(Labeled region entries)
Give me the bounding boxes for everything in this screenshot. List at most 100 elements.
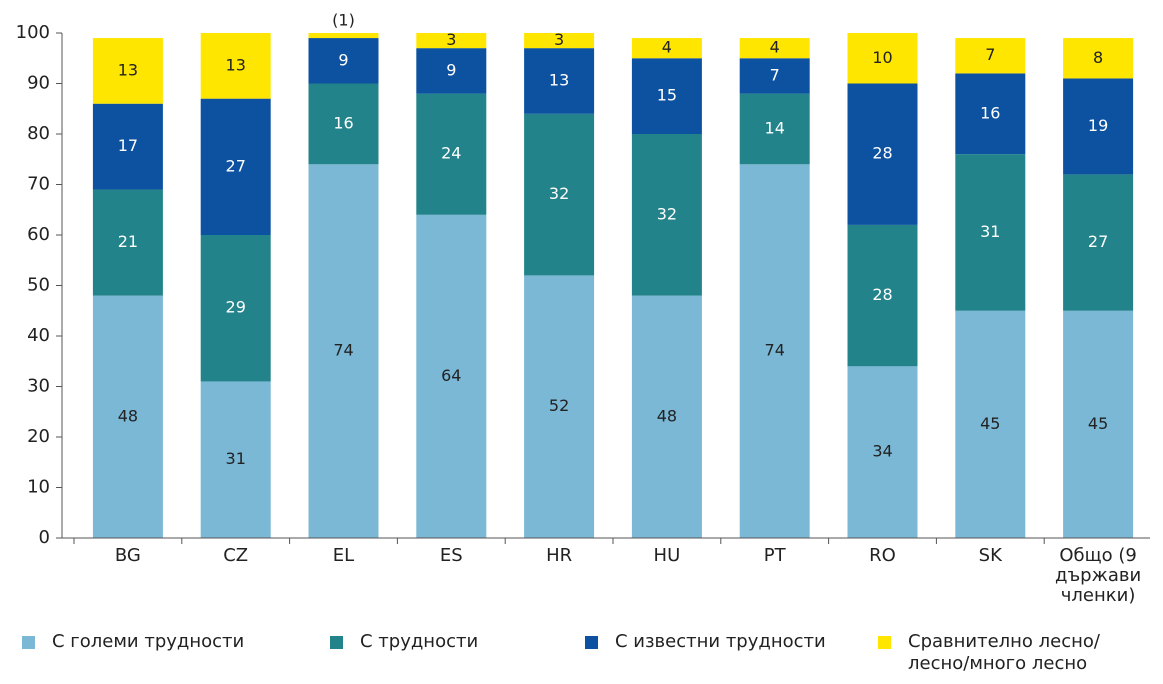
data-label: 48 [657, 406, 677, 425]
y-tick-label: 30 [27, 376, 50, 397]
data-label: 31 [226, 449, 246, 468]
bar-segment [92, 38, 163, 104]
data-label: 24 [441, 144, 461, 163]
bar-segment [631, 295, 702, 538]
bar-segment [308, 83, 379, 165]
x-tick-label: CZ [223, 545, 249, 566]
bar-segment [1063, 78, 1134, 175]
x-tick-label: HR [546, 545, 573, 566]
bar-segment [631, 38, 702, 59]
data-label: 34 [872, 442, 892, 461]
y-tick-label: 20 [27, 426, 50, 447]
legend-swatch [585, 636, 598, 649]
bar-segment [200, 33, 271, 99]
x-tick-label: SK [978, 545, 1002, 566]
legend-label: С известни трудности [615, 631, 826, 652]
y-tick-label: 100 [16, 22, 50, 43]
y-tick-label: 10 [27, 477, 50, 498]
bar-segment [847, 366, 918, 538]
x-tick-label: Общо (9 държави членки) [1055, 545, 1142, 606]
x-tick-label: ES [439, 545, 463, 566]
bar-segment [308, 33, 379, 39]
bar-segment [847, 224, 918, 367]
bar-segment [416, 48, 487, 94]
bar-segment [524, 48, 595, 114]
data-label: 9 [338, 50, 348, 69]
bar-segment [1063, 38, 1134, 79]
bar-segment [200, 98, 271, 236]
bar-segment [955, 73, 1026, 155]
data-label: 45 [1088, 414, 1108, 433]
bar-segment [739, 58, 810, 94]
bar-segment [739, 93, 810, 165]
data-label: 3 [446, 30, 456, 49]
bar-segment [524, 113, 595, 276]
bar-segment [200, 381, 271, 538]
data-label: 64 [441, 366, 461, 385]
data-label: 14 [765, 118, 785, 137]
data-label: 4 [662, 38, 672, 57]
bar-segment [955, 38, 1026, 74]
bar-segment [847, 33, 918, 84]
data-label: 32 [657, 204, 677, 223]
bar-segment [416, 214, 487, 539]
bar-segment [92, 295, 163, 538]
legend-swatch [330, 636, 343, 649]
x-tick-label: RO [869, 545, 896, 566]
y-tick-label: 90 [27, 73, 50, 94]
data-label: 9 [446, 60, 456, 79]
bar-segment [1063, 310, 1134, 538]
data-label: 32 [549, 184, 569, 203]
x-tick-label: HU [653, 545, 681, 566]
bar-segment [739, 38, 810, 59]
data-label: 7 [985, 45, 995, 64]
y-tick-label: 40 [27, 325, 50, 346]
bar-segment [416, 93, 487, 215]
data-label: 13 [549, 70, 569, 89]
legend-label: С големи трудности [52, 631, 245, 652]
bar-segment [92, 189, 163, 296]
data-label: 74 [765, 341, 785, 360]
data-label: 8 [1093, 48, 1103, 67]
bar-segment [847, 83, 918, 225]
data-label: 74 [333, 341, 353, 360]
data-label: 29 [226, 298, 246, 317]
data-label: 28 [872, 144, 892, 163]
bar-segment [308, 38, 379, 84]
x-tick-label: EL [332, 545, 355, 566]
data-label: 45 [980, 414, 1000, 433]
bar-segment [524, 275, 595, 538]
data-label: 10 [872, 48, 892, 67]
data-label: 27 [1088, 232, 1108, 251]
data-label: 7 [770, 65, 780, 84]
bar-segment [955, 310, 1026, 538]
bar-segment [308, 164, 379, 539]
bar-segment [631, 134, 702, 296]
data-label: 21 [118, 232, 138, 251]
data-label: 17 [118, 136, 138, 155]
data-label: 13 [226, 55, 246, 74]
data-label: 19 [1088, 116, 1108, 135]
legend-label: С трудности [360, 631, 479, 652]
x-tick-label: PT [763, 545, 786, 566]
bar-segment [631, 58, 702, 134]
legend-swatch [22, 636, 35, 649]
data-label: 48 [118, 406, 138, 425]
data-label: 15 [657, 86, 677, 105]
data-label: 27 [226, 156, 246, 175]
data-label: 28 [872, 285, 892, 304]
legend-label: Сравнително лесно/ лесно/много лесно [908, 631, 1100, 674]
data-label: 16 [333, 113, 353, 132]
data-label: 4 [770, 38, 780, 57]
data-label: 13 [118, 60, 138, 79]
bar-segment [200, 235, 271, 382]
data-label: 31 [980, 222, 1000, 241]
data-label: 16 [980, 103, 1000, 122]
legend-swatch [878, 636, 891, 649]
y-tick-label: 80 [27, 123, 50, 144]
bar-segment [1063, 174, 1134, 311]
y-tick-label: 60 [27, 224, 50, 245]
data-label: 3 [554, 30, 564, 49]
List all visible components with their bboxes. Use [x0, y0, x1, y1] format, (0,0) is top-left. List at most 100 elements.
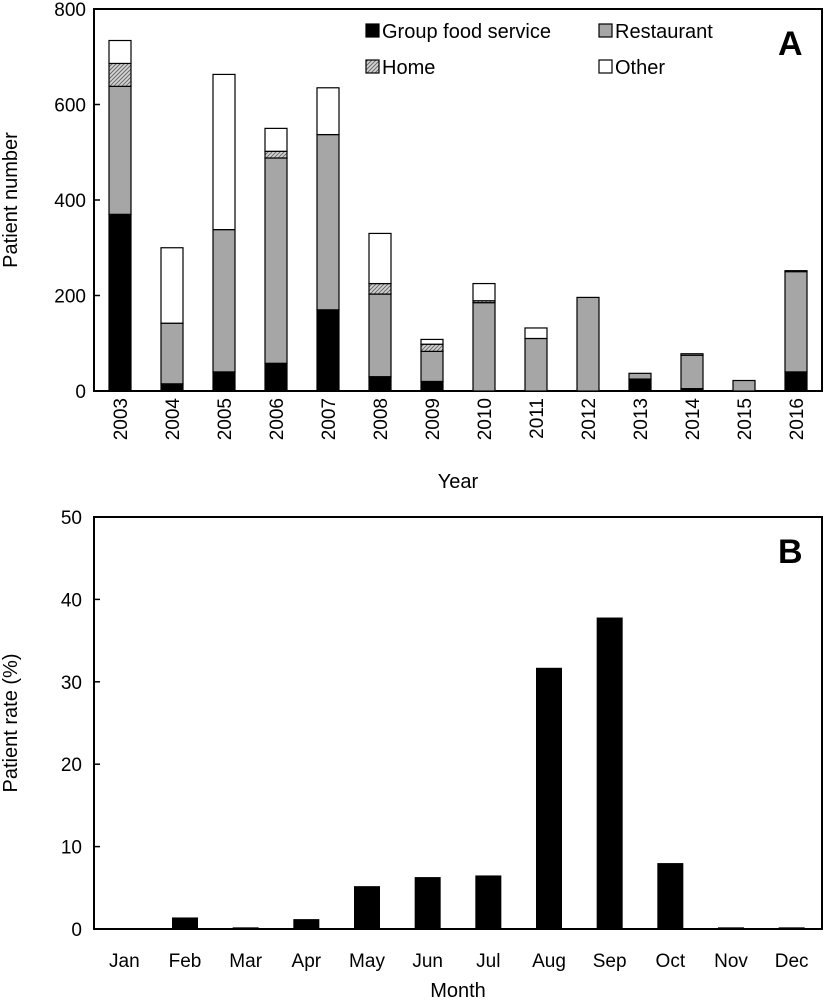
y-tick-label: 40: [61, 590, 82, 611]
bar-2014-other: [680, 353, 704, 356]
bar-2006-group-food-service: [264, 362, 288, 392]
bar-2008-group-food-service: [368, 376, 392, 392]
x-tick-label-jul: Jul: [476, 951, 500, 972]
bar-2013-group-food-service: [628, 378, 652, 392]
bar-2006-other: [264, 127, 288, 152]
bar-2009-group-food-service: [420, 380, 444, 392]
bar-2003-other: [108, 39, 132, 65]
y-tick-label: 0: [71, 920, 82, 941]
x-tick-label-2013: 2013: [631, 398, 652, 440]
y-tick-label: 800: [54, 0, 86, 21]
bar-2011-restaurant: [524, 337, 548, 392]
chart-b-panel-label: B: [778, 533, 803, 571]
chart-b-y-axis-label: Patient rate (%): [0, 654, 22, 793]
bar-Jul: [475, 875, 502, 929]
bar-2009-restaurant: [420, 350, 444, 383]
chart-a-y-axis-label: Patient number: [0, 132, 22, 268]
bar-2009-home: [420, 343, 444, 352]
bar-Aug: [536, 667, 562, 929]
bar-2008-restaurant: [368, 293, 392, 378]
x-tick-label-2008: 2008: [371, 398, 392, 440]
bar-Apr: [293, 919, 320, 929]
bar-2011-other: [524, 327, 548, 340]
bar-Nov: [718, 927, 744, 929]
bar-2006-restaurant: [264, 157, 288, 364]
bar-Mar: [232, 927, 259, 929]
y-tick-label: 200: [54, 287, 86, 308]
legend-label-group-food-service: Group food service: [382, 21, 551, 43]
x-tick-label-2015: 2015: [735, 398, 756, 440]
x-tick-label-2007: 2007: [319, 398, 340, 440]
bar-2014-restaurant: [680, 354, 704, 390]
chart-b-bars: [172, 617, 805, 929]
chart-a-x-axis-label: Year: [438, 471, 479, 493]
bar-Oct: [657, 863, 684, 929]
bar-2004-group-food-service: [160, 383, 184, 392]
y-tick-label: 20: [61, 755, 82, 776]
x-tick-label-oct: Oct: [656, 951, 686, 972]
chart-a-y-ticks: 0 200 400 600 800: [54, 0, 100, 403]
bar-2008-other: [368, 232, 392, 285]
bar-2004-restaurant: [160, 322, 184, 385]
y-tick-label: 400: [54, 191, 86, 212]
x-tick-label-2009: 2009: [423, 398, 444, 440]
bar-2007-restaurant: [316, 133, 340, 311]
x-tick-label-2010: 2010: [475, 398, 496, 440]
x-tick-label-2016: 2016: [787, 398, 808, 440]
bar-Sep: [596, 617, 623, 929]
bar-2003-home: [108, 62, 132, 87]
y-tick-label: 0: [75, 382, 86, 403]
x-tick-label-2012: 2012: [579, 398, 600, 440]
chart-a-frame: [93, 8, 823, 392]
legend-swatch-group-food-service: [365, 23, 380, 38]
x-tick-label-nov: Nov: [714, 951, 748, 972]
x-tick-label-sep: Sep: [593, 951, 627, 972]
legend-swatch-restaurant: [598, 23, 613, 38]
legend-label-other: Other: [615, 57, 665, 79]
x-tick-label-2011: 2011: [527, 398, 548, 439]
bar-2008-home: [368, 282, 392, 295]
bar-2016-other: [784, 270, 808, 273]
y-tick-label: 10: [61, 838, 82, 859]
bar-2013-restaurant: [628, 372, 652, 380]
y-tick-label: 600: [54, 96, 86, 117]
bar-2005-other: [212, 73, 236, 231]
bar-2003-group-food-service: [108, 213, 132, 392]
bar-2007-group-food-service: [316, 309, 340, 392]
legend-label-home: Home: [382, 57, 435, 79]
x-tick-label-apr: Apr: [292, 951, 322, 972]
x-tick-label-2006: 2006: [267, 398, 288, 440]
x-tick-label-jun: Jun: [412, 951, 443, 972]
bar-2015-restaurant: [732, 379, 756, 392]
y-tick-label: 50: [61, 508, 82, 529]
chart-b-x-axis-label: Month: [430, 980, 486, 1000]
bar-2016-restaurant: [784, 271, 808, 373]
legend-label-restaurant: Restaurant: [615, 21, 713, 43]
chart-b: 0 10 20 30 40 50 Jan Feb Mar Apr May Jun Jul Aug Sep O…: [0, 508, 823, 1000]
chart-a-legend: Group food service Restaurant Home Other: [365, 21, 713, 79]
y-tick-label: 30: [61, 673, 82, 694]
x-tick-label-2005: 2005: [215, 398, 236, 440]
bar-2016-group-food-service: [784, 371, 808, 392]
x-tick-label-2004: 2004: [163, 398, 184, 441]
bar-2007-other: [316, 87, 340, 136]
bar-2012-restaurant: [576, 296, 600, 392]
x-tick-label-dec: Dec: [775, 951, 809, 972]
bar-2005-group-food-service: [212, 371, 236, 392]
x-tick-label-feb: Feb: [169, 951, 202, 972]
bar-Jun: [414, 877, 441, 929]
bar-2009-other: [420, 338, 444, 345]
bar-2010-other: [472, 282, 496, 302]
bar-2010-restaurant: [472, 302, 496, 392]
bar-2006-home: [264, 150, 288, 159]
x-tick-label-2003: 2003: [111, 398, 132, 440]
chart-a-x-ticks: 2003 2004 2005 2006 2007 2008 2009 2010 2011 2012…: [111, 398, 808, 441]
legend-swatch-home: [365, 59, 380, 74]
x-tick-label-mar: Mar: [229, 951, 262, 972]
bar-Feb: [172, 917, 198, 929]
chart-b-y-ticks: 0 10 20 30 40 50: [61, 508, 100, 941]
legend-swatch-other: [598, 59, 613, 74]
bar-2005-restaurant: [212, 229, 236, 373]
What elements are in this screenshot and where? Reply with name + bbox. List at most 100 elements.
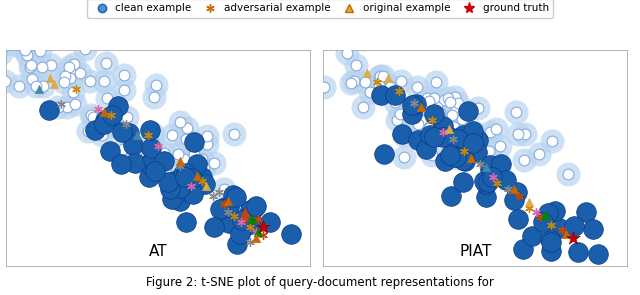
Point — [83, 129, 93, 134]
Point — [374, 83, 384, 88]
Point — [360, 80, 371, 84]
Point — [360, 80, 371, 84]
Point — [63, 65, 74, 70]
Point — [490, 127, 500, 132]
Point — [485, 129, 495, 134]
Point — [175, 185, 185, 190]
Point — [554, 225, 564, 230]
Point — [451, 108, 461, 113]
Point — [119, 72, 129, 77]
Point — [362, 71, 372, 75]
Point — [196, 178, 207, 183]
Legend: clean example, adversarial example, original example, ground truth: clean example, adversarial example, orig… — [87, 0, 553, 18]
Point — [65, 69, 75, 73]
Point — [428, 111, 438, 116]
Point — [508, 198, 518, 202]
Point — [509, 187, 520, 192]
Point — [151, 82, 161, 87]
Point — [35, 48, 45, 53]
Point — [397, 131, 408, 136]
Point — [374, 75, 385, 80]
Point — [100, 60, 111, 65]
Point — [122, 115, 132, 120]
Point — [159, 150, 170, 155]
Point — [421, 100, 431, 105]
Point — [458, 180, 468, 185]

● **To be done**
Copy the lines from the one containing "data-label: 48 [657, 406, 677, 425]" through the one containing "data-label: 4 [662, 38, 672, 57]", both included, without changing anything.

● **Full output**
data-label: 48 [657, 406, 677, 425]
y-tick-label: 30 [27, 376, 50, 397]
data-label: 31 [226, 449, 246, 468]
bar-segment [92, 38, 163, 104]
data-label: 24 [441, 144, 461, 163]
bar-segment [631, 295, 702, 538]
bar-segment [308, 83, 379, 165]
x-tick-label: CZ [223, 545, 249, 566]
bar-segment [1063, 78, 1134, 175]
x-tick-label: HR [546, 545, 573, 566]
bar-segment [631, 38, 702, 59]
data-label: 34 [872, 442, 892, 461]
y-tick-label: 20 [27, 426, 50, 447]
legend-swatch [585, 636, 598, 649]
bar-segment [200, 33, 271, 99]
x-tick-label: SK [978, 545, 1002, 566]
legend-label: С известни трудности [615, 631, 826, 652]
y-tick-label: 100 [16, 22, 50, 43]
y-tick-label: 10 [27, 477, 50, 498]
bar-segment [847, 366, 918, 538]
x-tick-label: Общо (9 държави членки) [1055, 545, 1142, 606]
x-tick-label: ES [439, 545, 463, 566]
bar-segment [308, 33, 379, 39]
bar-segment [847, 224, 918, 367]
bar-segment [416, 48, 487, 94]
bar-segment [524, 48, 595, 114]
data-label: 9 [338, 50, 348, 69]
bar-segment [1063, 38, 1134, 79]
bar-segment [200, 98, 271, 236]
bar-segment [955, 73, 1026, 155]
data-label: 45 [1088, 414, 1108, 433]
bar-segment [739, 58, 810, 94]
bar-segment [739, 93, 810, 165]
data-label: 3 [446, 30, 456, 49]
bar-segment [524, 113, 595, 276]
bar-segment [200, 381, 271, 538]
data-label: 64 [441, 366, 461, 385]
data-label: 14 [765, 118, 785, 137]
data-label: 4 [662, 38, 672, 57]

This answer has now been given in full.